Data listing:
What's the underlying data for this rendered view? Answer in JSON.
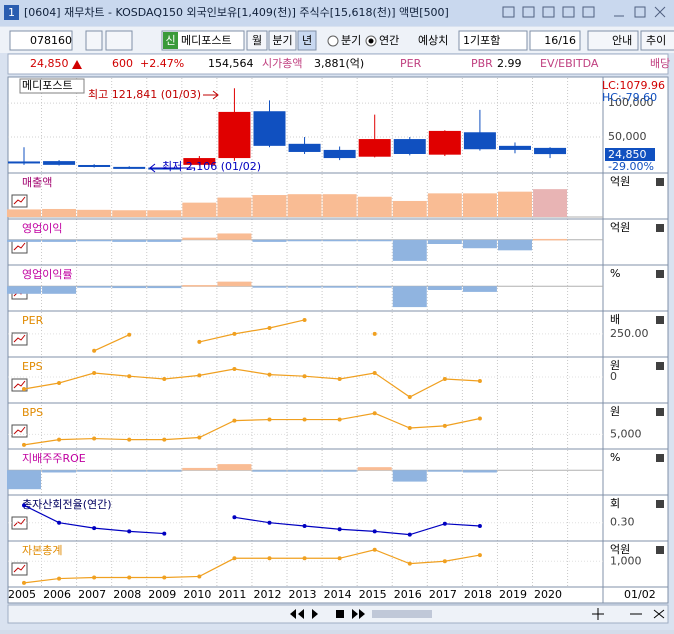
{
  "window": {
    "number": "1",
    "title": "[0604] 재무차트 - KOSDAQ150 외국인보유[1,409(천)] 주식수[15,618(천)] 액면[500]"
  },
  "toolbar": {
    "code": "078160",
    "new_badge": "신",
    "name": "메디포스트",
    "period_buttons": [
      "월",
      "분기",
      "년"
    ],
    "radios": [
      "분기",
      "연간"
    ],
    "estimate_label": "예상치",
    "estimate_select": "1기포함",
    "page": "16/16",
    "buttons": [
      "안내",
      "추이"
    ]
  },
  "quote": {
    "price": "24,850",
    "change": "600",
    "change_pct": "+2.47%",
    "volume": "154,564",
    "market_cap_label": "시가총액",
    "market_cap": "3,881(억)",
    "per_label": "PER",
    "pbr_label": "PBR",
    "pbr": "2.99",
    "ev_label": "EV/EBITDA",
    "dividend_label": "배당"
  },
  "years": [
    "2005",
    "2006",
    "2007",
    "2008",
    "2009",
    "2010",
    "2011",
    "2012",
    "2013",
    "2014",
    "2015",
    "2016",
    "2017",
    "2018",
    "2019",
    "2020"
  ],
  "date_label": "01/02",
  "price_chart": {
    "name": "메디포스트",
    "ylim": [
      -3000,
      134000
    ],
    "ticks": [
      {
        "value": 100000,
        "label": "100,000"
      },
      {
        "value": 50000,
        "label": "50,000"
      }
    ],
    "candles": [
      {
        "open": 14000,
        "high": 35000,
        "low": 9000,
        "close": 13000
      },
      {
        "open": 14500,
        "high": 16000,
        "low": 8000,
        "close": 9000
      },
      {
        "open": 8800,
        "high": 10000,
        "low": 5000,
        "close": 6000
      },
      {
        "open": 6000,
        "high": 7000,
        "low": 3000,
        "close": 5000
      },
      {
        "open": 5000,
        "high": 6000,
        "low": 2106,
        "close": 4000
      },
      {
        "open": 9000,
        "high": 22000,
        "low": 8000,
        "close": 19000
      },
      {
        "open": 19000,
        "high": 121841,
        "low": 15000,
        "close": 87000
      },
      {
        "open": 88000,
        "high": 104000,
        "low": 35000,
        "close": 37000
      },
      {
        "open": 40000,
        "high": 50000,
        "low": 25000,
        "close": 28000
      },
      {
        "open": 31000,
        "high": 36000,
        "low": 16000,
        "close": 19000
      },
      {
        "open": 21000,
        "high": 83000,
        "low": 20000,
        "close": 47000
      },
      {
        "open": 47000,
        "high": 50000,
        "low": 23000,
        "close": 25000
      },
      {
        "open": 24000,
        "high": 60000,
        "low": 22000,
        "close": 59000
      },
      {
        "open": 57000,
        "high": 90000,
        "low": 30000,
        "close": 32000
      },
      {
        "open": 37000,
        "high": 42000,
        "low": 26000,
        "close": 31000
      },
      {
        "open": 34000,
        "high": 35000,
        "low": 19000,
        "close": 24850
      }
    ],
    "high_note": "최고 121,841 (01/03)",
    "low_note": "최저 2,106 (01/02)",
    "lc": "LC:1079.96",
    "hc": "HC:-79.60",
    "last": "24,850",
    "last_pct": "-29.00%"
  },
  "panels": [
    {
      "name": "매출액",
      "unit": "억원",
      "type": "bar",
      "title_color": "#a0006e",
      "ylim": [
        0,
        450
      ],
      "ticks": [],
      "values": [
        90,
        95,
        85,
        80,
        80,
        170,
        230,
        260,
        270,
        270,
        240,
        190,
        280,
        280,
        300,
        330
      ]
    },
    {
      "name": "영업이익",
      "unit": "억원",
      "type": "bar",
      "title_color": "#c000a0",
      "ylim": [
        -55,
        35
      ],
      "ticks": [],
      "values": [
        -5,
        -5,
        -3,
        -5,
        -5,
        5,
        15,
        -5,
        -3,
        -3,
        -3,
        -50,
        -10,
        -20,
        -25,
        2
      ]
    },
    {
      "name": "영업이익률",
      "unit": "%",
      "type": "bar",
      "title_color": "#c000a0",
      "ylim": [
        -60,
        40
      ],
      "ticks": [],
      "values": [
        -20,
        -20,
        -3,
        -5,
        -5,
        3,
        12,
        -2,
        -2,
        -2,
        -2,
        -55,
        -10,
        -15,
        null,
        null
      ]
    },
    {
      "name": "PER",
      "unit": "배",
      "type": "line",
      "title_color": "#e08a00",
      "line_color": "#f0a020",
      "ylim": [
        0,
        450
      ],
      "ticks": [
        {
          "value": 250,
          "label": "250.00"
        }
      ],
      "values": [
        null,
        null,
        50,
        240,
        null,
        155,
        250,
        320,
        415,
        null,
        250,
        null,
        null,
        null,
        null,
        null
      ]
    },
    {
      "name": "EPS",
      "unit": "원",
      "type": "line",
      "title_color": "#e08a00",
      "line_color": "#f0a020",
      "ylim": [
        -600,
        350
      ],
      "ticks": [
        0
      ],
      "values": [
        -300,
        -150,
        100,
        20,
        -50,
        40,
        200,
        60,
        20,
        -50,
        100,
        -500,
        -50,
        -100,
        null,
        null
      ]
    },
    {
      "name": "BPS",
      "unit": "원",
      "type": "line",
      "title_color": "#e08a00",
      "line_color": "#f0a020",
      "ylim": [
        2000,
        11000
      ],
      "ticks": [
        {
          "value": 5000,
          "label": "5,000"
        }
      ],
      "values": [
        2500,
        3750,
        4000,
        3750,
        3750,
        4250,
        8250,
        8500,
        8500,
        8500,
        10000,
        6500,
        7000,
        8750,
        null,
        null
      ]
    },
    {
      "name": "지배주주ROE",
      "unit": "%",
      "type": "bar",
      "title_color": "#c000a0",
      "ylim": [
        -30,
        20
      ],
      "ticks": [],
      "values": [
        -25,
        -3,
        -2,
        -2,
        -2,
        3,
        8,
        -2,
        -2,
        -2,
        4,
        -15,
        -2,
        -3,
        null,
        null
      ]
    },
    {
      "name": "총자산회전율(연간)",
      "unit": "회",
      "type": "line",
      "title_color": "#000060",
      "line_color": "#0000c0",
      "ylim": [
        0.15,
        0.5
      ],
      "ticks": [
        {
          "value": 0.3,
          "label": "0.30"
        }
      ],
      "values": [
        0.46,
        0.3,
        0.25,
        0.22,
        0.2,
        null,
        0.35,
        0.3,
        0.27,
        0.24,
        0.22,
        0.19,
        0.29,
        0.27,
        null,
        null
      ]
    },
    {
      "name": "자본총계",
      "unit": "억원",
      "type": "line",
      "title_color": "#e08a00",
      "line_color": "#f0a020",
      "ylim": [
        0,
        1600
      ],
      "ticks": [
        {
          "value": 1000,
          "label": "1,000"
        }
      ],
      "values": [
        90,
        270,
        315,
        315,
        315,
        360,
        1125,
        1125,
        1125,
        1125,
        1485,
        900,
        1000,
        1260,
        null,
        null
      ]
    }
  ]
}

Task:
Transcribe every line from the records above without alteration, and leave out the images.

Reply:
What's the underlying data for this rendered view? Answer in JSON.
{
  "window": {
    "number": "1",
    "title": "[0604] 재무차트 - KOSDAQ150 외국인보유[1,409(천)] 주식수[15,618(천)] 액면[500]"
  },
  "toolbar": {
    "code": "078160",
    "new_badge": "신",
    "name": "메디포스트",
    "period_buttons": [
      "월",
      "분기",
      "년"
    ],
    "radios": [
      "분기",
      "연간"
    ],
    "estimate_label": "예상치",
    "estimate_select": "1기포함",
    "page": "16/16",
    "buttons": [
      "안내",
      "추이"
    ]
  },
  "quote": {
    "price": "24,850",
    "change": "600",
    "change_pct": "+2.47%",
    "volume": "154,564",
    "market_cap_label": "시가총액",
    "market_cap": "3,881(억)",
    "per_label": "PER",
    "pbr_label": "PBR",
    "pbr": "2.99",
    "ev_label": "EV/EBITDA",
    "dividend_label": "배당"
  },
  "years": [
    "2005",
    "2006",
    "2007",
    "2008",
    "2009",
    "2010",
    "2011",
    "2012",
    "2013",
    "2014",
    "2015",
    "2016",
    "2017",
    "2018",
    "2019",
    "2020"
  ],
  "date_label": "01/02",
  "price_chart": {
    "name": "메디포스트",
    "ylim": [
      -3000,
      134000
    ],
    "ticks": [
      {
        "value": 100000,
        "label": "100,000"
      },
      {
        "value": 50000,
        "label": "50,000"
      }
    ],
    "candles": [
      {
        "open": 14000,
        "high": 35000,
        "low": 9000,
        "close": 13000
      },
      {
        "open": 14500,
        "high": 16000,
        "low": 8000,
        "close": 9000
      },
      {
        "open": 8800,
        "high": 10000,
        "low": 5000,
        "close": 6000
      },
      {
        "open": 6000,
        "high": 7000,
        "low": 3000,
        "close": 5000
      },
      {
        "open": 5000,
        "high": 6000,
        "low": 2106,
        "close": 4000
      },
      {
        "open": 9000,
        "high": 22000,
        "low": 8000,
        "close": 19000
      },
      {
        "open": 19000,
        "high": 121841,
        "low": 15000,
        "close": 87000
      },
      {
        "open": 88000,
        "high": 104000,
        "low": 35000,
        "close": 37000
      },
      {
        "open": 40000,
        "high": 50000,
        "low": 25000,
        "close": 28000
      },
      {
        "open": 31000,
        "high": 36000,
        "low": 16000,
        "close": 19000
      },
      {
        "open": 21000,
        "high": 83000,
        "low": 20000,
        "close": 47000
      },
      {
        "open": 47000,
        "high": 50000,
        "low": 23000,
        "close": 25000
      },
      {
        "open": 24000,
        "high": 60000,
        "low": 22000,
        "close": 59000
      },
      {
        "open": 57000,
        "high": 90000,
        "low": 30000,
        "close": 32000
      },
      {
        "open": 37000,
        "high": 42000,
        "low": 26000,
        "close": 31000
      },
      {
        "open": 34000,
        "high": 35000,
        "low": 19000,
        "close": 24850
      }
    ],
    "high_note": "최고 121,841 (01/03)",
    "low_note": "최저 2,106 (01/02)",
    "lc": "LC:1079.96",
    "hc": "HC:-79.60",
    "last": "24,850",
    "last_pct": "-29.00%"
  },
  "panels": [
    {
      "name": "매출액",
      "unit": "억원",
      "type": "bar",
      "title_color": "#a0006e",
      "ylim": [
        0,
        450
      ],
      "ticks": [],
      "values": [
        90,
        95,
        85,
        80,
        80,
        170,
        230,
        260,
        270,
        270,
        240,
        190,
        280,
        280,
        300,
        330
      ]
    },
    {
      "name": "영업이익",
      "unit": "억원",
      "type": "bar",
      "title_color": "#c000a0",
      "ylim": [
        -55,
        35
      ],
      "ticks": [],
      "values": [
        -5,
        -5,
        -3,
        -5,
        -5,
        5,
        15,
        -5,
        -3,
        -3,
        -3,
        -50,
        -10,
        -20,
        -25,
        2
      ]
    },
    {
      "name": "영업이익률",
      "unit": "%",
      "type": "bar",
      "title_color": "#c000a0",
      "ylim": [
        -60,
        40
      ],
      "ticks": [],
      "values": [
        -20,
        -20,
        -3,
        -5,
        -5,
        3,
        12,
        -2,
        -2,
        -2,
        -2,
        -55,
        -10,
        -15,
        null,
        null
      ]
    },
    {
      "name": "PER",
      "unit": "배",
      "type": "line",
      "title_color": "#e08a00",
      "line_color": "#f0a020",
      "ylim": [
        0,
        450
      ],
      "ticks": [
        {
          "value": 250,
          "label": "250.00"
        }
      ],
      "values": [
        null,
        null,
        50,
        240,
        null,
        155,
        250,
        320,
        415,
        null,
        250,
        null,
        null,
        null,
        null,
        null
      ]
    },
    {
      "name": "EPS",
      "unit": "원",
      "type": "line",
      "title_color": "#e08a00",
      "line_color": "#f0a020",
      "ylim": [
        -600,
        350
      ],
      "ticks": [
        0
      ],
      "values": [
        -300,
        -150,
        100,
        20,
        -50,
        40,
        200,
        60,
        20,
        -50,
        100,
        -500,
        -50,
        -100,
        null,
        null
      ]
    },
    {
      "name": "BPS",
      "unit": "원",
      "type": "line",
      "title_color": "#e08a00",
      "line_color": "#f0a020",
      "ylim": [
        2000,
        11000
      ],
      "ticks": [
        {
          "value": 5000,
          "label": "5,000"
        }
      ],
      "values": [
        2500,
        3750,
        4000,
        3750,
        3750,
        4250,
        8250,
        8500,
        8500,
        8500,
        10000,
        6500,
        7000,
        8750,
        null,
        null
      ]
    },
    {
      "name": "지배주주ROE",
      "unit": "%",
      "type": "bar",
      "title_color": "#c000a0",
      "ylim": [
        -30,
        20
      ],
      "ticks": [],
      "values": [
        -25,
        -3,
        -2,
        -2,
        -2,
        3,
        8,
        -2,
        -2,
        -2,
        4,
        -15,
        -2,
        -3,
        null,
        null
      ]
    },
    {
      "name": "총자산회전율(연간)",
      "unit": "회",
      "type": "line",
      "title_color": "#000060",
      "line_color": "#0000c0",
      "ylim": [
        0.15,
        0.5
      ],
      "ticks": [
        {
          "value": 0.3,
          "label": "0.30"
        }
      ],
      "values": [
        0.46,
        0.3,
        0.25,
        0.22,
        0.2,
        null,
        0.35,
        0.3,
        0.27,
        0.24,
        0.22,
        0.19,
        0.29,
        0.27,
        null,
        null
      ]
    },
    {
      "name": "자본총계",
      "unit": "억원",
      "type": "line",
      "title_color": "#e08a00",
      "line_color": "#f0a020",
      "ylim": [
        0,
        1600
      ],
      "ticks": [
        {
          "value": 1000,
          "label": "1,000"
        }
      ],
      "values": [
        90,
        270,
        315,
        315,
        315,
        360,
        1125,
        1125,
        1125,
        1125,
        1485,
        900,
        1000,
        1260,
        null,
        null
      ]
    }
  ]
}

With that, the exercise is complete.